Data records:
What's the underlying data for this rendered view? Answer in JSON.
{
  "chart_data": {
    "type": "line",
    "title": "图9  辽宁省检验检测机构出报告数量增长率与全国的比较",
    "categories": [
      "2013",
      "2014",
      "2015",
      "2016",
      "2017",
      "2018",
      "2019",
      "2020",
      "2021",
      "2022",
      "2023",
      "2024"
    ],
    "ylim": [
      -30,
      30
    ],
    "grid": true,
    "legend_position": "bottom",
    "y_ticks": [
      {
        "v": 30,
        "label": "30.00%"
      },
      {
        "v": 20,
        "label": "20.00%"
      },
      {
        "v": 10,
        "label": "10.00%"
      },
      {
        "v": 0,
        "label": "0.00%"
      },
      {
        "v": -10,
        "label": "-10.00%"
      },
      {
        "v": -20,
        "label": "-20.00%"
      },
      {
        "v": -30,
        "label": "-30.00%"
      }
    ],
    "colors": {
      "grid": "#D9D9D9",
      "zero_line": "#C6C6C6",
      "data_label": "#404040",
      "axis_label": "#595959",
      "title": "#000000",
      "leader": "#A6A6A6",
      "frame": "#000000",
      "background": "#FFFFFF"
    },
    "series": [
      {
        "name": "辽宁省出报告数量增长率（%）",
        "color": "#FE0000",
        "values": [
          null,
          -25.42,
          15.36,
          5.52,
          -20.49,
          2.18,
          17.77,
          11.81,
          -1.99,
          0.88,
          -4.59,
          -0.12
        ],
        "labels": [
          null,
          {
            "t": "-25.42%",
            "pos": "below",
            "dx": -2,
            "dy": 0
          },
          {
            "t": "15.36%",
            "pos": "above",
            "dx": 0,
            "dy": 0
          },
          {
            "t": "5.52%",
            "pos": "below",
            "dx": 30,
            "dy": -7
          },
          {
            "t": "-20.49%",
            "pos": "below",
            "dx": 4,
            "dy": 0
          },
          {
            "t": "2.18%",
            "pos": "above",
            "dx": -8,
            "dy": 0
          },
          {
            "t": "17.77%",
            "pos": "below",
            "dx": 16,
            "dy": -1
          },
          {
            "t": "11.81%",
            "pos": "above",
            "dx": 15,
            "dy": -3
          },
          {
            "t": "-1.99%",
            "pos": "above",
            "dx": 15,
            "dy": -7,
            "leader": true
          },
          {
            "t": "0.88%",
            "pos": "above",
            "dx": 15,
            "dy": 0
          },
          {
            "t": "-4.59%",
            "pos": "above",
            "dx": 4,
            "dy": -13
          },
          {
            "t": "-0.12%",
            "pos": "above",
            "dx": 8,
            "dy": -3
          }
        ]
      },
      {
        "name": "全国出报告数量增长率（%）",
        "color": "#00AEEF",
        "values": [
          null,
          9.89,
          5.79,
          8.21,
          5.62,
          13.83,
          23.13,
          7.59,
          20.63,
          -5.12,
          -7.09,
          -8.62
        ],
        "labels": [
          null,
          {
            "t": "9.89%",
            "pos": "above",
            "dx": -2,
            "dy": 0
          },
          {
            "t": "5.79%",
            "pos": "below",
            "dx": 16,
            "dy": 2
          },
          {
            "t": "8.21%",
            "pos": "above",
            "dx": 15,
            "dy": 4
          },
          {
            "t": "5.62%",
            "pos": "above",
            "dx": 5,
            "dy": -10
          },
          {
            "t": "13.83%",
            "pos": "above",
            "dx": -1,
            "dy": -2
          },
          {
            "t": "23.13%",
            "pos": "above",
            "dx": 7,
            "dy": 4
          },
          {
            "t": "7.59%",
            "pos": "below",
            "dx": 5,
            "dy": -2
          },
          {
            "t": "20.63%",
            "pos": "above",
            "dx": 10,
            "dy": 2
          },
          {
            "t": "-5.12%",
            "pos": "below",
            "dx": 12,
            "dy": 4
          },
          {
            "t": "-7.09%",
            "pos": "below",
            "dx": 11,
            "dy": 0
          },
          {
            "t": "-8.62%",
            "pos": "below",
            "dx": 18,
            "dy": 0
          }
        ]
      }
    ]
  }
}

WHAT IS EXPECTED: Repeat the material above exactly.

TASK SOLUTION:
What's the underlying data for this rendered view? Answer in JSON.
{
  "chart_data": {
    "type": "line",
    "title": "图9  辽宁省检验检测机构出报告数量增长率与全国的比较",
    "categories": [
      "2013",
      "2014",
      "2015",
      "2016",
      "2017",
      "2018",
      "2019",
      "2020",
      "2021",
      "2022",
      "2023",
      "2024"
    ],
    "ylim": [
      -30,
      30
    ],
    "grid": true,
    "legend_position": "bottom",
    "y_ticks": [
      {
        "v": 30,
        "label": "30.00%"
      },
      {
        "v": 20,
        "label": "20.00%"
      },
      {
        "v": 10,
        "label": "10.00%"
      },
      {
        "v": 0,
        "label": "0.00%"
      },
      {
        "v": -10,
        "label": "-10.00%"
      },
      {
        "v": -20,
        "label": "-20.00%"
      },
      {
        "v": -30,
        "label": "-30.00%"
      }
    ],
    "colors": {
      "grid": "#D9D9D9",
      "zero_line": "#C6C6C6",
      "data_label": "#404040",
      "axis_label": "#595959",
      "title": "#000000",
      "leader": "#A6A6A6",
      "frame": "#000000",
      "background": "#FFFFFF"
    },
    "series": [
      {
        "name": "辽宁省出报告数量增长率（%）",
        "color": "#FE0000",
        "values": [
          null,
          -25.42,
          15.36,
          5.52,
          -20.49,
          2.18,
          17.77,
          11.81,
          -1.99,
          0.88,
          -4.59,
          -0.12
        ],
        "labels": [
          null,
          {
            "t": "-25.42%",
            "pos": "below",
            "dx": -2,
            "dy": 0
          },
          {
            "t": "15.36%",
            "pos": "above",
            "dx": 0,
            "dy": 0
          },
          {
            "t": "5.52%",
            "pos": "below",
            "dx": 30,
            "dy": -7
          },
          {
            "t": "-20.49%",
            "pos": "below",
            "dx": 4,
            "dy": 0
          },
          {
            "t": "2.18%",
            "pos": "above",
            "dx": -8,
            "dy": 0
          },
          {
            "t": "17.77%",
            "pos": "below",
            "dx": 16,
            "dy": -1
          },
          {
            "t": "11.81%",
            "pos": "above",
            "dx": 15,
            "dy": -3
          },
          {
            "t": "-1.99%",
            "pos": "above",
            "dx": 15,
            "dy": -7,
            "leader": true
          },
          {
            "t": "0.88%",
            "pos": "above",
            "dx": 15,
            "dy": 0
          },
          {
            "t": "-4.59%",
            "pos": "above",
            "dx": 4,
            "dy": -13
          },
          {
            "t": "-0.12%",
            "pos": "above",
            "dx": 8,
            "dy": -3
          }
        ]
      },
      {
        "name": "全国出报告数量增长率（%）",
        "color": "#00AEEF",
        "values": [
          null,
          9.89,
          5.79,
          8.21,
          5.62,
          13.83,
          23.13,
          7.59,
          20.63,
          -5.12,
          -7.09,
          -8.62
        ],
        "labels": [
          null,
          {
            "t": "9.89%",
            "pos": "above",
            "dx": -2,
            "dy": 0
          },
          {
            "t": "5.79%",
            "pos": "below",
            "dx": 16,
            "dy": 2
          },
          {
            "t": "8.21%",
            "pos": "above",
            "dx": 15,
            "dy": 4
          },
          {
            "t": "5.62%",
            "pos": "above",
            "dx": 5,
            "dy": -10
          },
          {
            "t": "13.83%",
            "pos": "above",
            "dx": -1,
            "dy": -2
          },
          {
            "t": "23.13%",
            "pos": "above",
            "dx": 7,
            "dy": 4
          },
          {
            "t": "7.59%",
            "pos": "below",
            "dx": 5,
            "dy": -2
          },
          {
            "t": "20.63%",
            "pos": "above",
            "dx": 10,
            "dy": 2
          },
          {
            "t": "-5.12%",
            "pos": "below",
            "dx": 12,
            "dy": 4
          },
          {
            "t": "-7.09%",
            "pos": "below",
            "dx": 11,
            "dy": 0
          },
          {
            "t": "-8.62%",
            "pos": "below",
            "dx": 18,
            "dy": 0
          }
        ]
      }
    ]
  }
}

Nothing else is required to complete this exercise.